Recorded data ->
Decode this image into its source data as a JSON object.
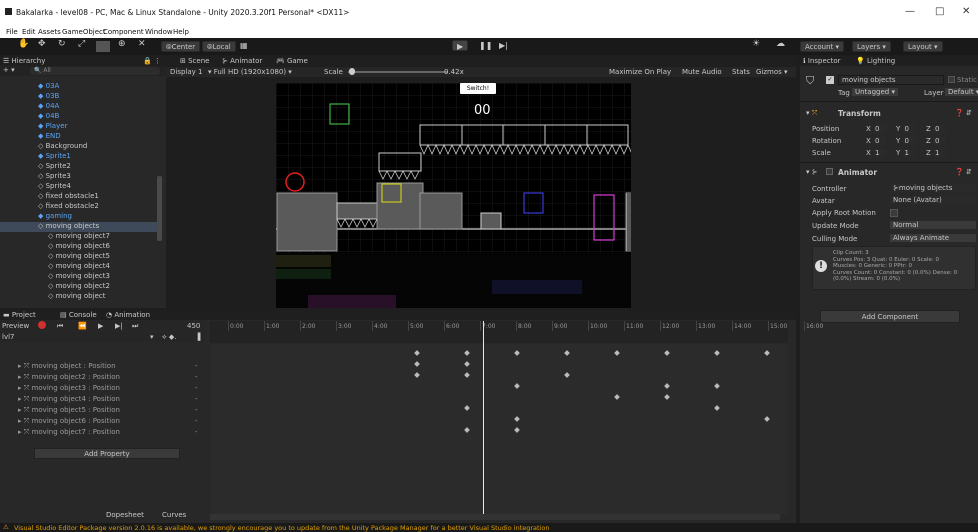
{
  "window": {
    "title": "Bakalarka - level08 - PC, Mac & Linux Standalone - Unity 2020.3.20f1 Personal* <DX11>",
    "minimize": "—",
    "maximize": "□",
    "close": "✕"
  },
  "menu": [
    "File",
    "Edit",
    "Assets",
    "GameObject",
    "Component",
    "Window",
    "Help"
  ],
  "toolbar": {
    "pivot": "Center",
    "space": "Local",
    "account": "Account",
    "layers": "Layers",
    "layout": "Layout"
  },
  "hierarchy": {
    "tab": "Hierarchy",
    "search_placeholder": "All",
    "items": [
      {
        "label": "03A",
        "icon": "prefab"
      },
      {
        "label": "03B",
        "icon": "prefab"
      },
      {
        "label": "04A",
        "icon": "prefab"
      },
      {
        "label": "04B",
        "icon": "prefab"
      },
      {
        "label": "Player",
        "icon": "prefab"
      },
      {
        "label": "END",
        "icon": "prefab"
      },
      {
        "label": "Background",
        "icon": "object"
      },
      {
        "label": "Sprite1",
        "icon": "prefab"
      },
      {
        "label": "Sprite2",
        "icon": "object"
      },
      {
        "label": "Sprite3",
        "icon": "object"
      },
      {
        "label": "Sprite4",
        "icon": "object"
      },
      {
        "label": "fixed obstacle1",
        "icon": "object"
      },
      {
        "label": "fixed obstacle2",
        "icon": "object"
      },
      {
        "label": "gaming",
        "icon": "prefab"
      },
      {
        "label": "moving objects",
        "icon": "object"
      },
      {
        "label": "moving object7",
        "icon": "object"
      },
      {
        "label": "moving object6",
        "icon": "object"
      },
      {
        "label": "moving object5",
        "icon": "object"
      },
      {
        "label": "moving object4",
        "icon": "object"
      },
      {
        "label": "moving object3",
        "icon": "object"
      },
      {
        "label": "moving object2",
        "icon": "object"
      },
      {
        "label": "moving object",
        "icon": "object"
      }
    ]
  },
  "center_tabs": {
    "scene": "Scene",
    "animator": "Animator",
    "game": "Game"
  },
  "game_bar": {
    "display": "Display 1",
    "resolution": "Full HD (1920x1080)",
    "scale_label": "Scale",
    "scale_value": "0.42x",
    "maximize": "Maximize On Play",
    "mute": "Mute Audio",
    "stats": "Stats",
    "gizmos": "Gizmos"
  },
  "game": {
    "switch_label": "Switch!",
    "score": "00"
  },
  "inspector": {
    "tab": "Inspector",
    "lighting": "Lighting",
    "object_name": "moving objects",
    "static": "Static",
    "tag_label": "Tag",
    "tag": "Untagged",
    "layer_label": "Layer",
    "layer": "Default",
    "transform": {
      "title": "Transform",
      "position": "Position",
      "rotation": "Rotation",
      "scale": "Scale",
      "pos": [
        "0",
        "0",
        "0"
      ],
      "rot": [
        "0",
        "0",
        "0"
      ],
      "scl": [
        "1",
        "1",
        "1"
      ]
    },
    "animator": {
      "title": "Animator",
      "controller_label": "Controller",
      "controller": "moving objects",
      "avatar_label": "Avatar",
      "avatar": "None (Avatar)",
      "root_motion": "Apply Root Motion",
      "update_label": "Update Mode",
      "update": "Normal",
      "culling_label": "Culling Mode",
      "culling": "Always Animate",
      "info": [
        "Clip Count: 3",
        "Curves Pos: 3 Quat: 0 Euler: 0 Scale: 0",
        "Muscles: 0 Generic: 0 PPtr: 0",
        "Curves Count: 0 Constant: 0 (0.0%) Dense: 0",
        "(0.0%) Stream: 0 (0.0%)"
      ]
    },
    "add_component": "Add Component"
  },
  "bottom_tabs": {
    "project": "Project",
    "console": "Console",
    "animation": "Animation"
  },
  "animation": {
    "preview": "Preview",
    "frame": "450",
    "clip": "lvl7",
    "add_property": "Add Property",
    "dopesheet": "Dopesheet",
    "curves": "Curves",
    "ticks": [
      "0:00",
      "1:00",
      "2:00",
      "3:00",
      "4:00",
      "5:00",
      "6:00",
      "7:00",
      "8:00",
      "9:00",
      "10:00",
      "11:00",
      "12:00",
      "13:00",
      "14:00",
      "15:00",
      "16:00"
    ],
    "rows": [
      "moving object : Position",
      "moving object2 : Position",
      "moving object3 : Position",
      "moving object4 : Position",
      "moving object5 : Position",
      "moving object6 : Position",
      "moving object7 : Position"
    ]
  },
  "status": "Visual Studio Editor Package version 2.0.16 is available, we strongly encourage you to update from the Unity Package Manager for a better Visual Studio integration"
}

Aim ->
Your task is to list each line of the records with the word "Unity".

Expected answer ->
    "title": "Bakalarka - level08 - PC, Mac & Linux Standalone - Unity 2020.3.20f1 Personal* <DX11>",
  "status": "Visual Studio Editor Package version 2.0.16 is available, we strongly encourage you to update from the Unity Package Manager for a better Visual Studio integration"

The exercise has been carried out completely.